Items from a figure collection:
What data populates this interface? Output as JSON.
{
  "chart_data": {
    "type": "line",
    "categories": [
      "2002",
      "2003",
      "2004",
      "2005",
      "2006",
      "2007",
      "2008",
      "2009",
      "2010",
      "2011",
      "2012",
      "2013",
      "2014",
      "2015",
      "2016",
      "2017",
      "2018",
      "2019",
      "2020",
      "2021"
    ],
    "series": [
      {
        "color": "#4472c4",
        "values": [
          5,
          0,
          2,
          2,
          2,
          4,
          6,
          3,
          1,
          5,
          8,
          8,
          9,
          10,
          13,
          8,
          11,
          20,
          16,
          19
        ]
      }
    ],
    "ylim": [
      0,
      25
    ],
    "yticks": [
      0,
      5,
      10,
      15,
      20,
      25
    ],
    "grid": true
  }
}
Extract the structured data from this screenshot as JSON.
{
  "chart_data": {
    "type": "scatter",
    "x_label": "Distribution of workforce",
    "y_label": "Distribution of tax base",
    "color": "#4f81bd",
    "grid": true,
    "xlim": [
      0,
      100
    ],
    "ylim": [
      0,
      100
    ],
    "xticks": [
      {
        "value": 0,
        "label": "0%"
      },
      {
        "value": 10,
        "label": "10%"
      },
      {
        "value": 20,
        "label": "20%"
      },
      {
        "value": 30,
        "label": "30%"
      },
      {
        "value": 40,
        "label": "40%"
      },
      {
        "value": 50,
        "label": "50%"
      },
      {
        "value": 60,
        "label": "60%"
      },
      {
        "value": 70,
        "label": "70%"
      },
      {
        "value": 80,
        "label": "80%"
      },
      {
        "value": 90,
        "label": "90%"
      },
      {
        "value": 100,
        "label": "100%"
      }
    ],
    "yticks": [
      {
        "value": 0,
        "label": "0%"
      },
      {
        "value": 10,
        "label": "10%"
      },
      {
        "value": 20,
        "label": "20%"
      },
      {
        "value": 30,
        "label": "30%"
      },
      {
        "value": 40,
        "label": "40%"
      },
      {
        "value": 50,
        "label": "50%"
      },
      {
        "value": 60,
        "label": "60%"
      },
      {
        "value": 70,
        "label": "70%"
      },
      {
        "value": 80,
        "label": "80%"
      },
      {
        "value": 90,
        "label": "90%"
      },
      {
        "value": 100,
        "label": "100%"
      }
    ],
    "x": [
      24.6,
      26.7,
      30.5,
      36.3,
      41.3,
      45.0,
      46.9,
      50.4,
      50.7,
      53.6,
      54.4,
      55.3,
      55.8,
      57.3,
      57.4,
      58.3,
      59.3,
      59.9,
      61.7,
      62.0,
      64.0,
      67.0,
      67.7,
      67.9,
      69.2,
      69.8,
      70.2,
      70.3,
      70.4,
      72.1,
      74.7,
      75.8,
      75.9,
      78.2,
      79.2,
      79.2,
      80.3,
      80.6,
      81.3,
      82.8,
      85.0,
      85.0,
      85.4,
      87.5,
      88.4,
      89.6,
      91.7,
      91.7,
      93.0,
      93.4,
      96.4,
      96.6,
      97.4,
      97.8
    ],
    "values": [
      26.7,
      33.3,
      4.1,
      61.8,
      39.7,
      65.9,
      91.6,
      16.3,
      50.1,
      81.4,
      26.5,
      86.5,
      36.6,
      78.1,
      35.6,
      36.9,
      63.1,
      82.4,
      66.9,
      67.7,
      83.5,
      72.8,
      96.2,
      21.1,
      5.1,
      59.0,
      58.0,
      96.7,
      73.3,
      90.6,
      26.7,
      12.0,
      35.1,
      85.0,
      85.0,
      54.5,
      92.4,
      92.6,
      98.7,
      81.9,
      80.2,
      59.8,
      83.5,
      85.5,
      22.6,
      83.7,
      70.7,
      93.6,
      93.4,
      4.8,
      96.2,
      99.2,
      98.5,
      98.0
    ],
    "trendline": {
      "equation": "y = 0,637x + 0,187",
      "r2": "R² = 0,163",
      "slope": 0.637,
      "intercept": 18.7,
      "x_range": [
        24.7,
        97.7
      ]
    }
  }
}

** Aim of the task **
Return the entries above exactly, each one complete.

** Solution to this exercise **
What data populates this interface? Output as JSON.
{
  "chart_data": {
    "type": "line",
    "categories": [
      "2002",
      "2003",
      "2004",
      "2005",
      "2006",
      "2007",
      "2008",
      "2009",
      "2010",
      "2011",
      "2012",
      "2013",
      "2014",
      "2015",
      "2016",
      "2017",
      "2018",
      "2019",
      "2020",
      "2021"
    ],
    "series": [
      {
        "color": "#4472c4",
        "values": [
          5,
          0,
          2,
          2,
          2,
          4,
          6,
          3,
          1,
          5,
          8,
          8,
          9,
          10,
          13,
          8,
          11,
          20,
          16,
          19
        ]
      }
    ],
    "ylim": [
      0,
      25
    ],
    "yticks": [
      0,
      5,
      10,
      15,
      20,
      25
    ],
    "grid": true
  }
}
Extract the structured data from this screenshot as JSON.
{
  "chart_data": {
    "type": "scatter",
    "x_label": "Distribution of workforce",
    "y_label": "Distribution of tax base",
    "color": "#4f81bd",
    "grid": true,
    "xlim": [
      0,
      100
    ],
    "ylim": [
      0,
      100
    ],
    "xticks": [
      {
        "value": 0,
        "label": "0%"
      },
      {
        "value": 10,
        "label": "10%"
      },
      {
        "value": 20,
        "label": "20%"
      },
      {
        "value": 30,
        "label": "30%"
      },
      {
        "value": 40,
        "label": "40%"
      },
      {
        "value": 50,
        "label": "50%"
      },
      {
        "value": 60,
        "label": "60%"
      },
      {
        "value": 70,
        "label": "70%"
      },
      {
        "value": 80,
        "label": "80%"
      },
      {
        "value": 90,
        "label": "90%"
      },
      {
        "value": 100,
        "label": "100%"
      }
    ],
    "yticks": [
      {
        "value": 0,
        "label": "0%"
      },
      {
        "value": 10,
        "label": "10%"
      },
      {
        "value": 20,
        "label": "20%"
      },
      {
        "value": 30,
        "label": "30%"
      },
      {
        "value": 40,
        "label": "40%"
      },
      {
        "value": 50,
        "label": "50%"
      },
      {
        "value": 60,
        "label": "60%"
      },
      {
        "value": 70,
        "label": "70%"
      },
      {
        "value": 80,
        "label": "80%"
      },
      {
        "value": 90,
        "label": "90%"
      },
      {
        "value": 100,
        "label": "100%"
      }
    ],
    "x": [
      24.6,
      26.7,
      30.5,
      36.3,
      41.3,
      45.0,
      46.9,
      50.4,
      50.7,
      53.6,
      54.4,
      55.3,
      55.8,
      57.3,
      57.4,
      58.3,
      59.3,
      59.9,
      61.7,
      62.0,
      64.0,
      67.0,
      67.7,
      67.9,
      69.2,
      69.8,
      70.2,
      70.3,
      70.4,
      72.1,
      74.7,
      75.8,
      75.9,
      78.2,
      79.2,
      79.2,
      80.3,
      80.6,
      81.3,
      82.8,
      85.0,
      85.0,
      85.4,
      87.5,
      88.4,
      89.6,
      91.7,
      91.7,
      93.0,
      93.4,
      96.4,
      96.6,
      97.4,
      97.8
    ],
    "values": [
      26.7,
      33.3,
      4.1,
      61.8,
      39.7,
      65.9,
      91.6,
      16.3,
      50.1,
      81.4,
      26.5,
      86.5,
      36.6,
      78.1,
      35.6,
      36.9,
      63.1,
      82.4,
      66.9,
      67.7,
      83.5,
      72.8,
      96.2,
      21.1,
      5.1,
      59.0,
      58.0,
      96.7,
      73.3,
      90.6,
      26.7,
      12.0,
      35.1,
      85.0,
      85.0,
      54.5,
      92.4,
      92.6,
      98.7,
      81.9,
      80.2,
      59.8,
      83.5,
      85.5,
      22.6,
      83.7,
      70.7,
      93.6,
      93.4,
      4.8,
      96.2,
      99.2,
      98.5,
      98.0
    ],
    "trendline": {
      "equation": "y = 0,637x + 0,187",
      "r2": "R² = 0,163",
      "slope": 0.637,
      "intercept": 18.7,
      "x_range": [
        24.7,
        97.7
      ]
    }
  }
}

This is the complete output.